* Items:
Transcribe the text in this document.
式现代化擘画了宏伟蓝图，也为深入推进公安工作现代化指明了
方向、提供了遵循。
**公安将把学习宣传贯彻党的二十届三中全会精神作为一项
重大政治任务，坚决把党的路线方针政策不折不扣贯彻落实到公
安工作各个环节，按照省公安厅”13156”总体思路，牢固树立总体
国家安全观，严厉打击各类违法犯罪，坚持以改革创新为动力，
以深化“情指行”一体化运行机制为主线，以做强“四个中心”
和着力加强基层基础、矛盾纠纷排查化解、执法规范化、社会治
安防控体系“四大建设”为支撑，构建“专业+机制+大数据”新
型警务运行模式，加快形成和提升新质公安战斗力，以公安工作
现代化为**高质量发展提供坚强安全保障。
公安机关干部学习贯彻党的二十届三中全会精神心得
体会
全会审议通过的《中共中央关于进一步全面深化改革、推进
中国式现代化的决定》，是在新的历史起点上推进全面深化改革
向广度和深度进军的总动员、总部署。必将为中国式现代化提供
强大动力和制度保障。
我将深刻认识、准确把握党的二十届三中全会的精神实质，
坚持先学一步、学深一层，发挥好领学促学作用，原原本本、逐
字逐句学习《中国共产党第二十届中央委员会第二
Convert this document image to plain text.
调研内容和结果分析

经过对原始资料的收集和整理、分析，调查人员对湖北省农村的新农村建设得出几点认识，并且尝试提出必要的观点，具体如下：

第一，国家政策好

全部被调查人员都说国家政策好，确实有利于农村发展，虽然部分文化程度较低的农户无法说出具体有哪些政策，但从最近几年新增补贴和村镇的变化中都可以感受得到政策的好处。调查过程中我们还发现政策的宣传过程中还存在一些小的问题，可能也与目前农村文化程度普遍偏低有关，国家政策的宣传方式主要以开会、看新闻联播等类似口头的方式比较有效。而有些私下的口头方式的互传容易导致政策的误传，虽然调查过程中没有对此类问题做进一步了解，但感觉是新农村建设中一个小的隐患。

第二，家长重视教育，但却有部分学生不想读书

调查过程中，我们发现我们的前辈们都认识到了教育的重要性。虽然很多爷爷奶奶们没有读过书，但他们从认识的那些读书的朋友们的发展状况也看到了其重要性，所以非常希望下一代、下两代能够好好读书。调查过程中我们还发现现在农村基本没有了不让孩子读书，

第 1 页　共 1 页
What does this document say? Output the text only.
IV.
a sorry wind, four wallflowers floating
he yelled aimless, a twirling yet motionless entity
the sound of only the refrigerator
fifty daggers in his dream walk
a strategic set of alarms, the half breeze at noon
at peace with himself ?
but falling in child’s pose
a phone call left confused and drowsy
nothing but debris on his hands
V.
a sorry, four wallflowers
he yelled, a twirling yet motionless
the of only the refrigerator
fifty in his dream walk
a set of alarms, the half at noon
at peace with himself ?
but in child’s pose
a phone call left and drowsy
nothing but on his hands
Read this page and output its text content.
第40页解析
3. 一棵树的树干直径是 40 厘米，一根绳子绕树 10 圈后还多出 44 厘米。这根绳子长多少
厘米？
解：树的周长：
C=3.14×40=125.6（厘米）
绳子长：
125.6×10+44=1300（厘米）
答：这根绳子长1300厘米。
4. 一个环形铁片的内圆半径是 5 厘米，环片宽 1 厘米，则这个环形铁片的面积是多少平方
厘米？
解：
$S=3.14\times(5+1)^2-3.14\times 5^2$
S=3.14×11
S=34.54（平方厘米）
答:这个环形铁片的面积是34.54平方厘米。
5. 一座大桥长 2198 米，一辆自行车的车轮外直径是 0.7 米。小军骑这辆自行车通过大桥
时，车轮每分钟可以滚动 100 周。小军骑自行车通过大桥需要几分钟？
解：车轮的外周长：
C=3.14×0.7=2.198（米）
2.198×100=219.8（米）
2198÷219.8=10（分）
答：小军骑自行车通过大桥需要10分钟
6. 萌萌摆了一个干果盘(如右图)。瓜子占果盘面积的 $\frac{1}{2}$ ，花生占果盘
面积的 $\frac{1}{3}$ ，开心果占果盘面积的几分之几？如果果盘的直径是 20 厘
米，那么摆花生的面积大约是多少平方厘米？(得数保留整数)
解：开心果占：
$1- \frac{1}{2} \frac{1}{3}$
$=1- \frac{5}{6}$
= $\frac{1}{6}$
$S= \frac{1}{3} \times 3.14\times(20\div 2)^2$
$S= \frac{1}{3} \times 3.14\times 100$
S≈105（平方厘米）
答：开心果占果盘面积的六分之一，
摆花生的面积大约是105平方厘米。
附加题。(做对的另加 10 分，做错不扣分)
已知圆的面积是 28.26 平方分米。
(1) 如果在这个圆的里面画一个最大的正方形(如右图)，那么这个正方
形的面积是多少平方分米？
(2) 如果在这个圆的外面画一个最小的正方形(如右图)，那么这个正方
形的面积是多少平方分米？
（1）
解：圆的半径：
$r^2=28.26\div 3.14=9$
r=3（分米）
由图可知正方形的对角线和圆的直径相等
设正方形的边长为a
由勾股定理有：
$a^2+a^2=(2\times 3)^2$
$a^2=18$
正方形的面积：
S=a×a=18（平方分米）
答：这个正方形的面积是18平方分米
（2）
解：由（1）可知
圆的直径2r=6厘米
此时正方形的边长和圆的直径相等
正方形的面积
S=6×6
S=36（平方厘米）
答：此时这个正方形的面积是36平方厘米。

* Task requirements: Starting with the line that contains "Read this page and output its text content.", return each line through the last one of the data above, exactly as written and nothing more.

* Reply:
Read this page and output its text content.
第40页解析
3. 一棵树的树干直径是 40 厘米，一根绳子绕树 10 圈后还多出 44 厘米。这根绳子长多少
厘米？
解：树的周长：
C=3.14×40=125.6（厘米）
绳子长：
125.6×10+44=1300（厘米）
答：这根绳子长1300厘米。
4. 一个环形铁片的内圆半径是 5 厘米，环片宽 1 厘米，则这个环形铁片的面积是多少平方
厘米？
解：
$S=3.14\times(5+1)^2-3.14\times 5^2$
S=3.14×11
S=34.54（平方厘米）
答:这个环形铁片的面积是34.54平方厘米。
5. 一座大桥长 2198 米，一辆自行车的车轮外直径是 0.7 米。小军骑这辆自行车通过大桥
时，车轮每分钟可以滚动 100 周。小军骑自行车通过大桥需要几分钟？
解：车轮的外周长：
C=3.14×0.7=2.198（米）
2.198×100=219.8（米）
2198÷219.8=10（分）
答：小军骑自行车通过大桥需要10分钟
6. 萌萌摆了一个干果盘(如右图)。瓜子占果盘面积的 $\frac{1}{2}$ ，花生占果盘
面积的 $\frac{1}{3}$ ，开心果占果盘面积的几分之几？如果果盘的直径是 20 厘
米，那么摆花生的面积大约是多少平方厘米？(得数保留整数)
解：开心果占：
$1- \frac{1}{2} \frac{1}{3}$
$=1- \frac{5}{6}$
= $\frac{1}{6}$
$S= \frac{1}{3} \times 3.14\times(20\div 2)^2$
$S= \frac{1}{3} \times 3.14\times 100$
S≈105（平方厘米）
答：开心果占果盘面积的六分之一，
摆花生的面积大约是105平方厘米。
附加题。(做对的另加 10 分，做错不扣分)
已知圆的面积是 28.26 平方分米。
(1) 如果在这个圆的里面画一个最大的正方形(如右图)，那么这个正方
形的面积是多少平方分米？
(2) 如果在这个圆的外面画一个最小的正方形(如右图)，那么这个正方
形的面积是多少平方分米？
（1）
解：圆的半径：
$r^2=28.26\div 3.14=9$
r=3（分米）
由图可知正方形的对角线和圆的直径相等
设正方形的边长为a
由勾股定理有：
$a^2+a^2=(2\times 3)^2$
$a^2=18$
正方形的面积：
S=a×a=18（平方分米）
答：这个正方形的面积是18平方分米
（2）
解：由（1）可知
圆的直径2r=6厘米
此时正方形的边长和圆的直径相等
正方形的面积
S=6×6
S=36（平方厘米）
答：此时这个正方形的面积是36平方厘米。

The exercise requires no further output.